- YOUR GOAL -
Please give the data below again in full, exactly as it stands.

- EXTRACTED ENTRIES -
(begin)

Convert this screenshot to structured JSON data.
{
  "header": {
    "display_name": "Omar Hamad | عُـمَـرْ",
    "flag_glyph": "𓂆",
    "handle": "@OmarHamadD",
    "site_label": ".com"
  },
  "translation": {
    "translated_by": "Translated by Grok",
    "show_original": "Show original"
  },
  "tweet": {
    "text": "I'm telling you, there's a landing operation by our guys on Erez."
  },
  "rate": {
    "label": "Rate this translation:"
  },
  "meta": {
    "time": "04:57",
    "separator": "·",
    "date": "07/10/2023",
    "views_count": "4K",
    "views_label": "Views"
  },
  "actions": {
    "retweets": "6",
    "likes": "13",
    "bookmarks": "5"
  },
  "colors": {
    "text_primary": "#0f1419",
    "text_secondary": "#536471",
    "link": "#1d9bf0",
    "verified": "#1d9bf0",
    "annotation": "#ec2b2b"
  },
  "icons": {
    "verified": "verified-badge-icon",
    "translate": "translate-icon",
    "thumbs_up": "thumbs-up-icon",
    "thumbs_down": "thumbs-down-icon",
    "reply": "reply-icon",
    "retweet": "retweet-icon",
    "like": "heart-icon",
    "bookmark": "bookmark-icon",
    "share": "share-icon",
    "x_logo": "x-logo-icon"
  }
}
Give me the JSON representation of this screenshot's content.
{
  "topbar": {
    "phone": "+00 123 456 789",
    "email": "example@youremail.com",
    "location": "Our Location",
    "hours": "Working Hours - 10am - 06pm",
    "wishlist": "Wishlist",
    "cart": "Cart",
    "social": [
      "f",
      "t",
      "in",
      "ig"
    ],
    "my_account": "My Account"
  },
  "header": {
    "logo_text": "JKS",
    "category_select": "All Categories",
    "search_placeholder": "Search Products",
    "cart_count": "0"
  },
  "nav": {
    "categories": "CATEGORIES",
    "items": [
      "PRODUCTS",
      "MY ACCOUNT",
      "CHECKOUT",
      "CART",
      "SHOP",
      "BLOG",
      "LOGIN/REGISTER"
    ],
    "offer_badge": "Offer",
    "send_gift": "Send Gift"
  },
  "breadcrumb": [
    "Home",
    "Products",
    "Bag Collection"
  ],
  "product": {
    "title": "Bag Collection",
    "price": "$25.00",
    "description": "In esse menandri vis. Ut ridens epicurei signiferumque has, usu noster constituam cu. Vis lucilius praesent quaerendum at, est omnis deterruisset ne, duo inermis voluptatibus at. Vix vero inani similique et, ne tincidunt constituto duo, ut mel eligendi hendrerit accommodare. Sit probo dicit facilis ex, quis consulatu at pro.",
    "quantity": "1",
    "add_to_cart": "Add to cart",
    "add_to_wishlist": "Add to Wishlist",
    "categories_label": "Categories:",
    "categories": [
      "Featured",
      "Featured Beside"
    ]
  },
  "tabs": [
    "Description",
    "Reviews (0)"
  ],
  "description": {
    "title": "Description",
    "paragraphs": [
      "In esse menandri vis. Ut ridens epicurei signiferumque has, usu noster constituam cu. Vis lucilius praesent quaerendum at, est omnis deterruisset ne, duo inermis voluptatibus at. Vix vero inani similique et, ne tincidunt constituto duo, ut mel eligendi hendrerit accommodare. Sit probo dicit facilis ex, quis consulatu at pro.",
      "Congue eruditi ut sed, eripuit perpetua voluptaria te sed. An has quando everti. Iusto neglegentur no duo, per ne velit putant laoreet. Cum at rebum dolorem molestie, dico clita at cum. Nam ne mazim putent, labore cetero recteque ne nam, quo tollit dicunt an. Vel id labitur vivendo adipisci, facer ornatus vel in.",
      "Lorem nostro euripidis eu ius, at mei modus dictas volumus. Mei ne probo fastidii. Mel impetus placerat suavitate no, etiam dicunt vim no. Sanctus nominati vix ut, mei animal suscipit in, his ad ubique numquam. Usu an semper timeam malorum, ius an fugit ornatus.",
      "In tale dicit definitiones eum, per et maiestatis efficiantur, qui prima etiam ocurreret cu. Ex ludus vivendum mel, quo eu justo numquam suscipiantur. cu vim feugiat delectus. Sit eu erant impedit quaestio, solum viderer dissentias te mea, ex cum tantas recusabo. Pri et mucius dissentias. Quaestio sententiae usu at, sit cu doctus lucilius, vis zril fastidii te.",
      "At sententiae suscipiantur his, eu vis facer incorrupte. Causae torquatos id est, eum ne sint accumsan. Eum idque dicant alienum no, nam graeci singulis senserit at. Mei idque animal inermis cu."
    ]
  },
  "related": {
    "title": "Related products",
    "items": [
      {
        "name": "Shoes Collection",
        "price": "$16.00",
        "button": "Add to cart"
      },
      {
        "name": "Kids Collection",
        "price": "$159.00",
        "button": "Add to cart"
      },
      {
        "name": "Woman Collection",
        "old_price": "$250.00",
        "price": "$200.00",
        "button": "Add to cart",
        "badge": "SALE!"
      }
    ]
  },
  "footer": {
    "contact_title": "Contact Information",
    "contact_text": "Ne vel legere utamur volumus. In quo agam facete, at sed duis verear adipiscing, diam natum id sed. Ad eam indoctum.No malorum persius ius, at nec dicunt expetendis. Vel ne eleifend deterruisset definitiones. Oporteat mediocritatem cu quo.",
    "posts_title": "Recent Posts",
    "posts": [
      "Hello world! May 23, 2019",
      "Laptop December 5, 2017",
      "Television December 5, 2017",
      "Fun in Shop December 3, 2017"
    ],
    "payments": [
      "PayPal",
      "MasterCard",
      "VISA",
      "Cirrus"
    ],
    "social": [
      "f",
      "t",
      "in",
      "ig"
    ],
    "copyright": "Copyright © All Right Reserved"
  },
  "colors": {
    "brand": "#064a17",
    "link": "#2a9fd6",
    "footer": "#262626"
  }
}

(end)

- RESPONSE -
Convert this screenshot to structured JSON data.
{
  "header": {
    "display_name": "Omar Hamad | عُـمَـرْ",
    "flag_glyph": "𓂆",
    "handle": "@OmarHamadD",
    "site_label": ".com"
  },
  "translation": {
    "translated_by": "Translated by Grok",
    "show_original": "Show original"
  },
  "tweet": {
    "text": "I'm telling you, there's a landing operation by our guys on Erez."
  },
  "rate": {
    "label": "Rate this translation:"
  },
  "meta": {
    "time": "04:57",
    "separator": "·",
    "date": "07/10/2023",
    "views_count": "4K",
    "views_label": "Views"
  },
  "actions": {
    "retweets": "6",
    "likes": "13",
    "bookmarks": "5"
  },
  "colors": {
    "text_primary": "#0f1419",
    "text_secondary": "#536471",
    "link": "#1d9bf0",
    "verified": "#1d9bf0",
    "annotation": "#ec2b2b"
  },
  "icons": {
    "verified": "verified-badge-icon",
    "translate": "translate-icon",
    "thumbs_up": "thumbs-up-icon",
    "thumbs_down": "thumbs-down-icon",
    "reply": "reply-icon",
    "retweet": "retweet-icon",
    "like": "heart-icon",
    "bookmark": "bookmark-icon",
    "share": "share-icon",
    "x_logo": "x-logo-icon"
  }
}
Give me the JSON representation of this screenshot's content.
{
  "topbar": {
    "phone": "+00 123 456 789",
    "email": "example@youremail.com",
    "location": "Our Location",
    "hours": "Working Hours - 10am - 06pm",
    "wishlist": "Wishlist",
    "cart": "Cart",
    "social": [
      "f",
      "t",
      "in",
      "ig"
    ],
    "my_account": "My Account"
  },
  "header": {
    "logo_text": "JKS",
    "category_select": "All Categories",
    "search_placeholder": "Search Products",
    "cart_count": "0"
  },
  "nav": {
    "categories": "CATEGORIES",
    "items": [
      "PRODUCTS",
      "MY ACCOUNT",
      "CHECKOUT",
      "CART",
      "SHOP",
      "BLOG",
      "LOGIN/REGISTER"
    ],
    "offer_badge": "Offer",
    "send_gift": "Send Gift"
  },
  "breadcrumb": [
    "Home",
    "Products",
    "Bag Collection"
  ],
  "product": {
    "title": "Bag Collection",
    "price": "$25.00",
    "description": "In esse menandri vis. Ut ridens epicurei signiferumque has, usu noster constituam cu. Vis lucilius praesent quaerendum at, est omnis deterruisset ne, duo inermis voluptatibus at. Vix vero inani similique et, ne tincidunt constituto duo, ut mel eligendi hendrerit accommodare. Sit probo dicit facilis ex, quis consulatu at pro.",
    "quantity": "1",
    "add_to_cart": "Add to cart",
    "add_to_wishlist": "Add to Wishlist",
    "categories_label": "Categories:",
    "categories": [
      "Featured",
      "Featured Beside"
    ]
  },
  "tabs": [
    "Description",
    "Reviews (0)"
  ],
  "description": {
    "title": "Description",
    "paragraphs": [
      "In esse menandri vis. Ut ridens epicurei signiferumque has, usu noster constituam cu. Vis lucilius praesent quaerendum at, est omnis deterruisset ne, duo inermis voluptatibus at. Vix vero inani similique et, ne tincidunt constituto duo, ut mel eligendi hendrerit accommodare. Sit probo dicit facilis ex, quis consulatu at pro.",
      "Congue eruditi ut sed, eripuit perpetua voluptaria te sed. An has quando everti. Iusto neglegentur no duo, per ne velit putant laoreet. Cum at rebum dolorem molestie, dico clita at cum. Nam ne mazim putent, labore cetero recteque ne nam, quo tollit dicunt an. Vel id labitur vivendo adipisci, facer ornatus vel in.",
      "Lorem nostro euripidis eu ius, at mei modus dictas volumus. Mei ne probo fastidii. Mel impetus placerat suavitate no, etiam dicunt vim no. Sanctus nominati vix ut, mei animal suscipit in, his ad ubique numquam. Usu an semper timeam malorum, ius an fugit ornatus.",
      "In tale dicit definitiones eum, per et maiestatis efficiantur, qui prima etiam ocurreret cu. Ex ludus vivendum mel, quo eu justo numquam suscipiantur. cu vim feugiat delectus. Sit eu erant impedit quaestio, solum viderer dissentias te mea, ex cum tantas recusabo. Pri et mucius dissentias. Quaestio sententiae usu at, sit cu doctus lucilius, vis zril fastidii te.",
      "At sententiae suscipiantur his, eu vis facer incorrupte. Causae torquatos id est, eum ne sint accumsan. Eum idque dicant alienum no, nam graeci singulis senserit at. Mei idque animal inermis cu."
    ]
  },
  "related": {
    "title": "Related products",
    "items": [
      {
        "name": "Shoes Collection",
        "price": "$16.00",
        "button": "Add to cart"
      },
      {
        "name": "Kids Collection",
        "price": "$159.00",
        "button": "Add to cart"
      },
      {
        "name": "Woman Collection",
        "old_price": "$250.00",
        "price": "$200.00",
        "button": "Add to cart",
        "badge": "SALE!"
      }
    ]
  },
  "footer": {
    "contact_title": "Contact Information",
    "contact_text": "Ne vel legere utamur volumus. In quo agam facete, at sed duis verear adipiscing, diam natum id sed. Ad eam indoctum.No malorum persius ius, at nec dicunt expetendis. Vel ne eleifend deterruisset definitiones. Oporteat mediocritatem cu quo.",
    "posts_title": "Recent Posts",
    "posts": [
      "Hello world! May 23, 2019",
      "Laptop December 5, 2017",
      "Television December 5, 2017",
      "Fun in Shop December 3, 2017"
    ],
    "payments": [
      "PayPal",
      "MasterCard",
      "VISA",
      "Cirrus"
    ],
    "social": [
      "f",
      "t",
      "in",
      "ig"
    ],
    "copyright": "Copyright © All Right Reserved"
  },
  "colors": {
    "brand": "#064a17",
    "link": "#2a9fd6",
    "footer": "#262626"
  }
}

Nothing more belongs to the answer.